* [Task description]: Read the entries below and pull out each line with the string "Knife".

Saved entries

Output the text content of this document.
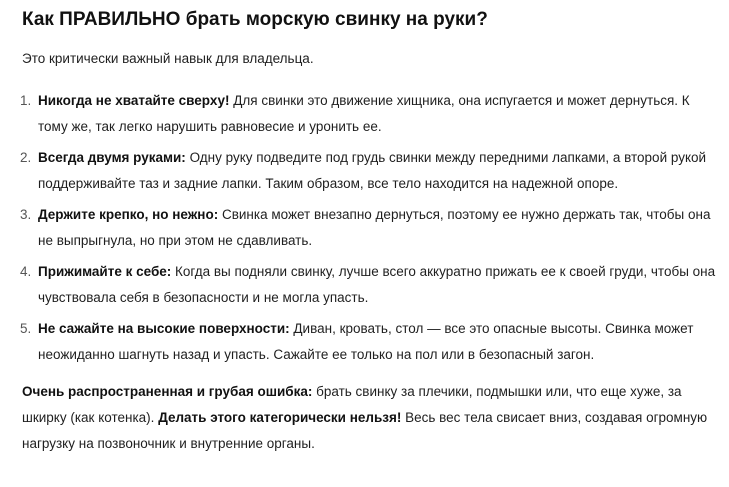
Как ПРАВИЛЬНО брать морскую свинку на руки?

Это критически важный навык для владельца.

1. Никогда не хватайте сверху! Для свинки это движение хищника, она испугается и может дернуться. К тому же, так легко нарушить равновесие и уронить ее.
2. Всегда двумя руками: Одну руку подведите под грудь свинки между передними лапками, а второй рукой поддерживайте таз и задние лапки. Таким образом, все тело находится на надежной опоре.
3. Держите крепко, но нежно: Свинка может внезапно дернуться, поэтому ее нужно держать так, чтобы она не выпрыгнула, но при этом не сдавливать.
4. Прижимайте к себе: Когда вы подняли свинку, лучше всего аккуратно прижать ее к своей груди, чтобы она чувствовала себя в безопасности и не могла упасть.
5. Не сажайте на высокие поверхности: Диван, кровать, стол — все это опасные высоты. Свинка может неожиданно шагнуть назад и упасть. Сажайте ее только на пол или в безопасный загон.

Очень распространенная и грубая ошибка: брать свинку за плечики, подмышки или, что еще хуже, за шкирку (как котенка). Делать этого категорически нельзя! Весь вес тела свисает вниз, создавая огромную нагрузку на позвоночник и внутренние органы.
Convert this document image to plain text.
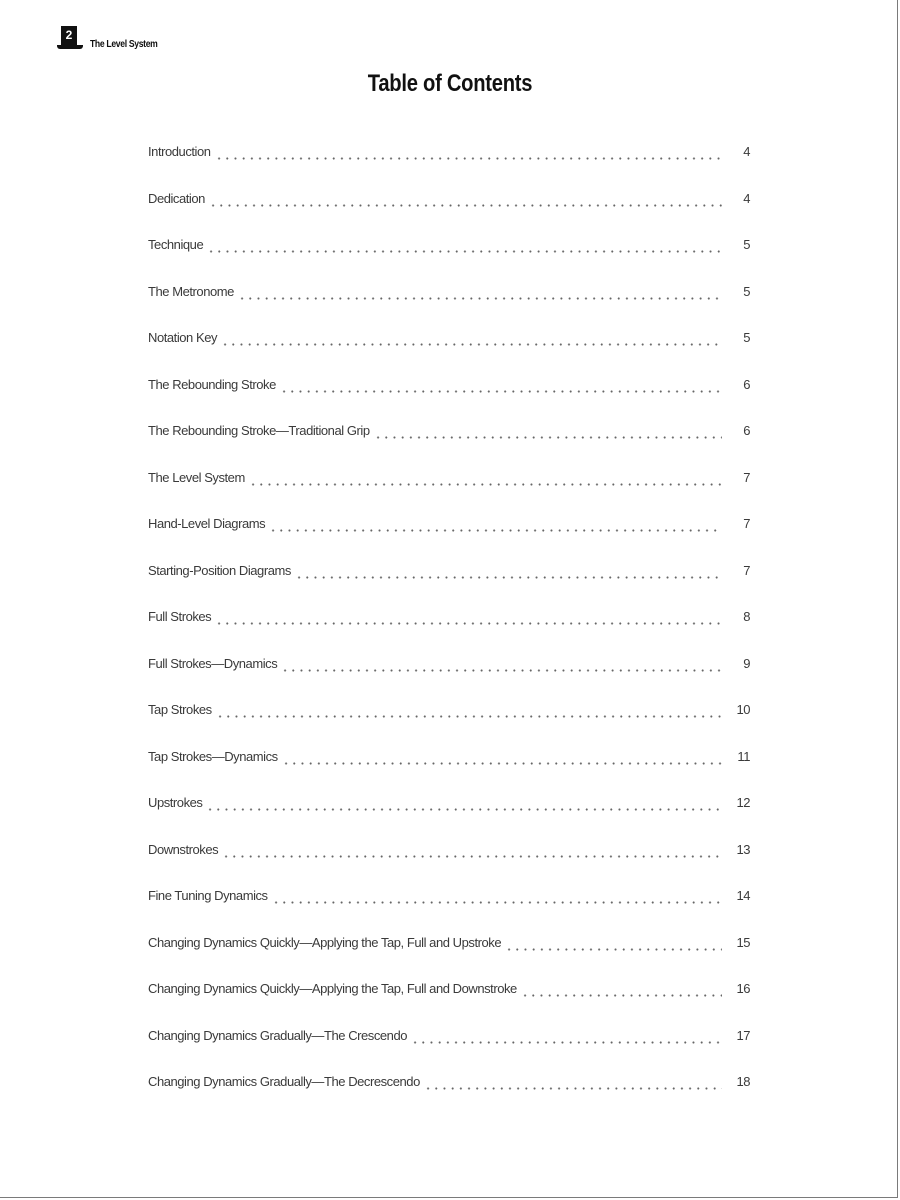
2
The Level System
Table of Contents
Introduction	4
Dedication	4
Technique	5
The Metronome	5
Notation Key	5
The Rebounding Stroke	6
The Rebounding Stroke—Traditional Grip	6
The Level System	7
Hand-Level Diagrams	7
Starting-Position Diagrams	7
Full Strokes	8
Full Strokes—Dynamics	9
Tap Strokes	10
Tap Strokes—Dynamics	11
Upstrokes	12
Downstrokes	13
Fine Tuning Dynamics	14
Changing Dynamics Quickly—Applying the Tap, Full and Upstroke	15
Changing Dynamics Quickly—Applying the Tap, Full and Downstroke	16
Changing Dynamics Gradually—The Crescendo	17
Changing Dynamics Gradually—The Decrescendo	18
* * *
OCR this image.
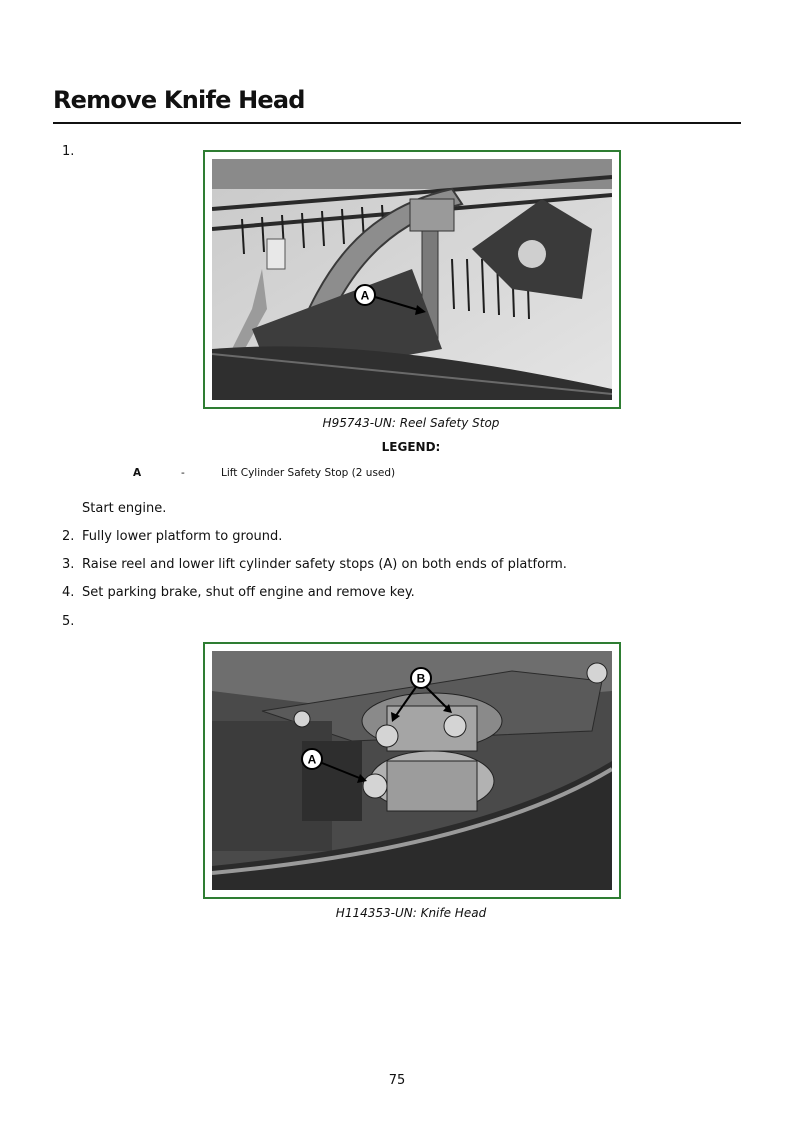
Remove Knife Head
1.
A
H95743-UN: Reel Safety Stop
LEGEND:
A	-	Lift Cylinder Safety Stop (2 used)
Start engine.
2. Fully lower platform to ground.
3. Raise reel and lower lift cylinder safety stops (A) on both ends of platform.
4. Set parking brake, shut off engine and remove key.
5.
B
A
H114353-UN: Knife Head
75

* [Solved problem]:
Remove Knife Head
H114353-UN: Knife Head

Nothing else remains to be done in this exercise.